[Dataset records]
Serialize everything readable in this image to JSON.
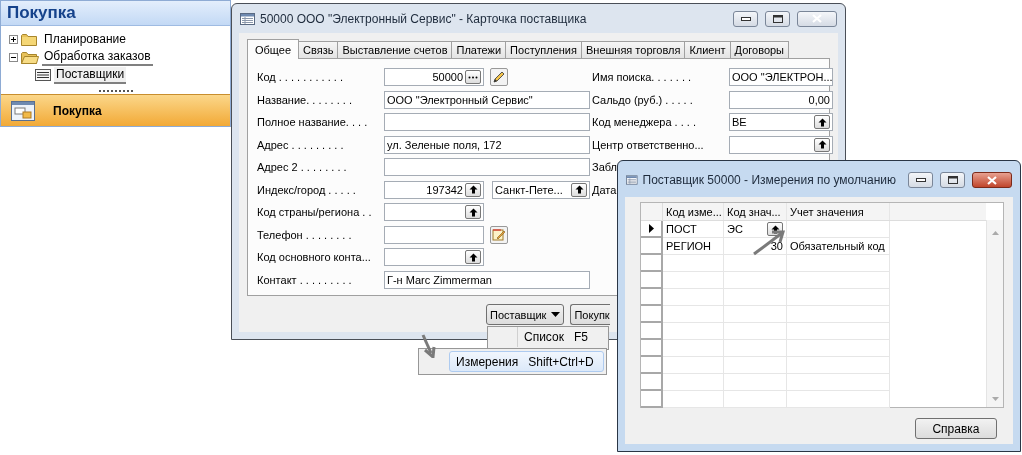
{
  "nav": {
    "title": "Покупка",
    "tree": [
      {
        "label": "Планирование",
        "expanded": false,
        "selected": false
      },
      {
        "label": "Обработка заказов",
        "expanded": true,
        "selected": false,
        "children": [
          {
            "label": "Поставщики",
            "selected": true
          }
        ]
      }
    ],
    "button": {
      "label": "Покупка"
    }
  },
  "card_window": {
    "title": "50000 ООО \"Электронный Сервис\" - Карточка поставщика",
    "tabs": [
      {
        "label": "Общее",
        "selected": true
      },
      {
        "label": "Связь",
        "selected": false
      },
      {
        "label": "Выставление счетов",
        "selected": false
      },
      {
        "label": "Платежи",
        "selected": false
      },
      {
        "label": "Поступления",
        "selected": false
      },
      {
        "label": "Внешняя торговля",
        "selected": false
      },
      {
        "label": "Клиент",
        "selected": false
      },
      {
        "label": "Договоры",
        "selected": false
      }
    ],
    "left_fields": [
      {
        "label": "Код . . . . . . . . . . .",
        "inputs": [
          {
            "kind": "code",
            "value": "50000",
            "numeric": true,
            "assist": true
          }
        ],
        "edit_button": true
      },
      {
        "label": "Название. . . . . . . .",
        "inputs": [
          {
            "kind": "text",
            "value": "ООО \"Электронный Сервис\""
          }
        ]
      },
      {
        "label": "Полное название. . . .",
        "inputs": [
          {
            "kind": "text"
          }
        ]
      },
      {
        "label": "Адрес . . . . . . . . .",
        "inputs": [
          {
            "kind": "text",
            "value": "ул. Зеленые поля, 172"
          }
        ]
      },
      {
        "label": "Адрес 2 . . . . . . . .",
        "inputs": [
          {
            "kind": "text"
          }
        ]
      },
      {
        "label": "Индекс/город . . . . .",
        "inputs": [
          {
            "kind": "code",
            "value": "197342",
            "numeric": true,
            "lookup": true
          },
          {
            "kind": "city",
            "value": "Санкт-Пете...",
            "lookup": true
          }
        ]
      },
      {
        "label": "Код страны/региона . .",
        "inputs": [
          {
            "kind": "code",
            "lookup": true
          }
        ]
      },
      {
        "label": "Телефон . . . . . . . .",
        "inputs": [
          {
            "kind": "code"
          }
        ],
        "notepad_button": true
      },
      {
        "label": "Код основного конта...",
        "inputs": [
          {
            "kind": "code",
            "lookup": true
          }
        ]
      },
      {
        "label": "Контакт . . . . . . . . .",
        "inputs": [
          {
            "kind": "text",
            "value": "Г-н Marc Zimmerman"
          }
        ]
      }
    ],
    "right_fields": [
      {
        "label": "Имя поиска. . . . . . .",
        "inputs": [
          {
            "kind": "side",
            "value": "ООО \"ЭЛЕКТРОН..."
          }
        ]
      },
      {
        "label": "Сальдо (руб.) . . . . .",
        "inputs": [
          {
            "kind": "side",
            "value": "0,00",
            "numeric": true
          }
        ]
      },
      {
        "label": "Код менеджера . . . .",
        "inputs": [
          {
            "kind": "side",
            "value": "ВЕ",
            "lookup": true
          }
        ]
      },
      {
        "label": "Центр ответственно...",
        "inputs": [
          {
            "kind": "side",
            "lookup": true
          }
        ]
      },
      {
        "label": "Забл"
      },
      {
        "label": "Дата"
      }
    ],
    "buttons": [
      {
        "label": "Поставщик",
        "dropdown": true
      },
      {
        "label": "Покупк",
        "dropdown": false
      }
    ]
  },
  "menu": [
    {
      "label": "Список",
      "shortcut": "F5",
      "highlighted": false
    },
    {
      "label": "Измерения",
      "shortcut": "Shift+Ctrl+D",
      "highlighted": true
    }
  ],
  "dimension_window": {
    "title": "Поставщик 50000 - Измерения по умолчанию",
    "columns": [
      "Код изме...",
      "Код знач...",
      "Учет значения"
    ],
    "rows": [
      {
        "current": true,
        "cells": [
          {
            "text": "ПОСТ"
          },
          {
            "text": "ЭС",
            "lookup": true
          }
        ]
      },
      {
        "current": false,
        "cells": [
          {
            "text": "РЕГИОН"
          },
          {
            "text": "30",
            "numeric": true
          },
          {
            "text": "Обязательный код"
          }
        ]
      }
    ],
    "button": "Справка"
  }
}
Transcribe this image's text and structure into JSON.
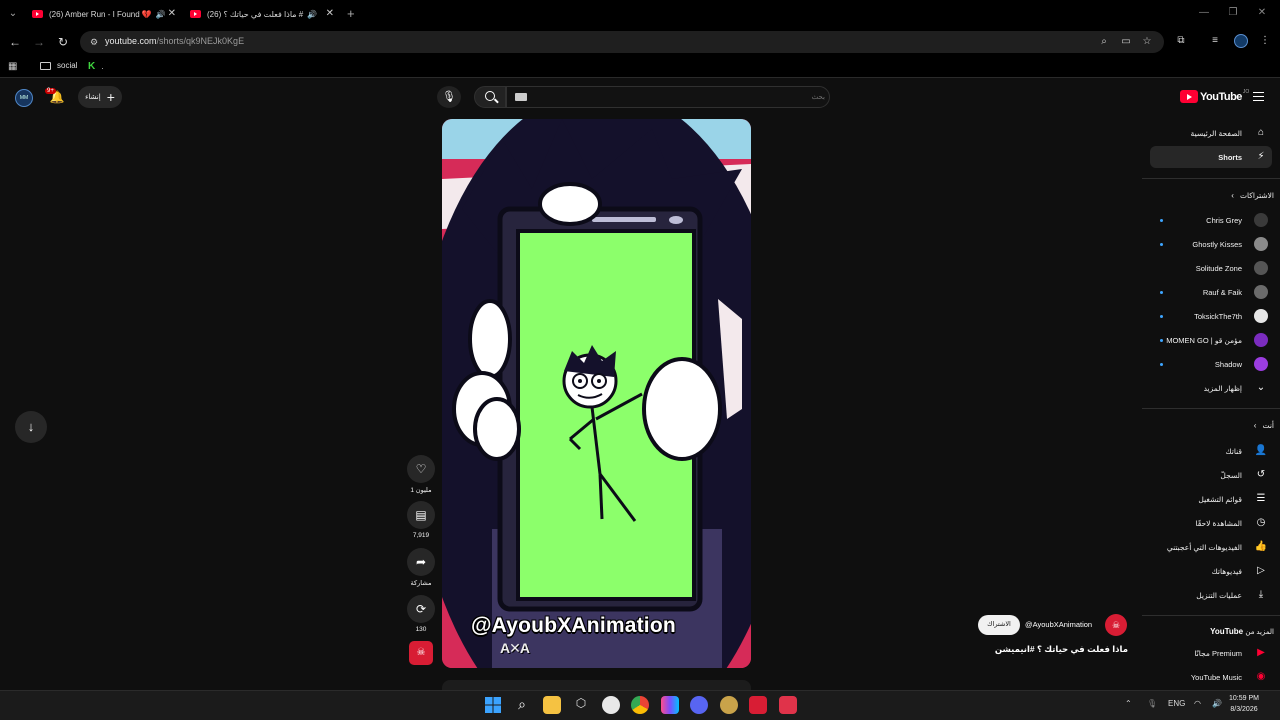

DIRECTIONS FOR THIS TASK: Leave out the pictures and copy every record above exactly.

ANSWER TO THE PROBLEM:
Serialize everything readable in this image to JSON.
{
  "nav": {
    "title": "Покупка",
    "tree": [
      {
        "label": "Планирование",
        "expanded": false,
        "selected": false
      },
      {
        "label": "Обработка заказов",
        "expanded": true,
        "selected": false,
        "children": [
          {
            "label": "Поставщики",
            "selected": true
          }
        ]
      }
    ],
    "button": {
      "label": "Покупка"
    }
  },
  "card_window": {
    "title": "50000 ООО \"Электронный Сервис\" - Карточка поставщика",
    "tabs": [
      {
        "label": "Общее",
        "selected": true
      },
      {
        "label": "Связь",
        "selected": false
      },
      {
        "label": "Выставление счетов",
        "selected": false
      },
      {
        "label": "Платежи",
        "selected": false
      },
      {
        "label": "Поступления",
        "selected": false
      },
      {
        "label": "Внешняя торговля",
        "selected": false
      },
      {
        "label": "Клиент",
        "selected": false
      },
      {
        "label": "Договоры",
        "selected": false
      }
    ],
    "left_fields": [
      {
        "label": "Код . . . . . . . . . . .",
        "inputs": [
          {
            "kind": "code",
            "value": "50000",
            "numeric": true,
            "assist": true
          }
        ],
        "edit_button": true
      },
      {
        "label": "Название. . . . . . . .",
        "inputs": [
          {
            "kind": "text",
            "value": "ООО \"Электронный Сервис\""
          }
        ]
      },
      {
        "label": "Полное название. . . .",
        "inputs": [
          {
            "kind": "text"
          }
        ]
      },
      {
        "label": "Адрес . . . . . . . . .",
        "inputs": [
          {
            "kind": "text",
            "value": "ул. Зеленые поля, 172"
          }
        ]
      },
      {
        "label": "Адрес 2 . . . . . . . .",
        "inputs": [
          {
            "kind": "text"
          }
        ]
      },
      {
        "label": "Индекс/город . . . . .",
        "inputs": [
          {
            "kind": "code",
            "value": "197342",
            "numeric": true,
            "lookup": true
          },
          {
            "kind": "city",
            "value": "Санкт-Пете...",
            "lookup": true
          }
        ]
      },
      {
        "label": "Код страны/региона . .",
        "inputs": [
          {
            "kind": "code",
            "lookup": true
          }
        ]
      },
      {
        "label": "Телефон . . . . . . . .",
        "inputs": [
          {
            "kind": "code"
          }
        ],
        "notepad_button": true
      },
      {
        "label": "Код основного конта...",
        "inputs": [
          {
            "kind": "code",
            "lookup": true
          }
        ]
      },
      {
        "label": "Контакт . . . . . . . . .",
        "inputs": [
          {
            "kind": "text",
            "value": "Г-н Marc Zimmerman"
          }
        ]
      }
    ],
    "right_fields": [
      {
        "label": "Имя поиска. . . . . . .",
        "inputs": [
          {
            "kind": "side",
            "value": "ООО \"ЭЛЕКТРОН..."
          }
        ]
      },
      {
        "label": "Сальдо (руб.) . . . . .",
        "inputs": [
          {
            "kind": "side",
            "value": "0,00",
            "numeric": true
          }
        ]
      },
      {
        "label": "Код менеджера . . . .",
        "inputs": [
          {
            "kind": "side",
            "value": "ВЕ",
            "lookup": true
          }
        ]
      },
      {
        "label": "Центр ответственно...",
        "inputs": [
          {
            "kind": "side",
            "lookup": true
          }
        ]
      },
      {
        "label": "Забл"
      },
      {
        "label": "Дата"
      }
    ],
    "buttons": [
      {
        "label": "Поставщик",
        "dropdown": true
      },
      {
        "label": "Покупк",
        "dropdown": false
      }
    ]
  },
  "menu": [
    {
      "label": "Список",
      "shortcut": "F5",
      "highlighted": false
    },
    {
      "label": "Измерения",
      "shortcut": "Shift+Ctrl+D",
      "highlighted": true
    }
  ],
  "dimension_window": {
    "title": "Поставщик 50000 - Измерения по умолчанию",
    "columns": [
      "Код изме...",
      "Код знач...",
      "Учет значения"
    ],
    "rows": [
      {
        "current": true,
        "cells": [
          {
            "text": "ПОСТ"
          },
          {
            "text": "ЭС",
            "lookup": true
          }
        ]
      },
      {
        "current": false,
        "cells": [
          {
            "text": "РЕГИОН"
          },
          {
            "text": "30",
            "numeric": true
          },
          {
            "text": "Обязательный код"
          }
        ]
      }
    ],
    "button": "Справка"
  }
}
Transcribe this image's text and structure into JSON.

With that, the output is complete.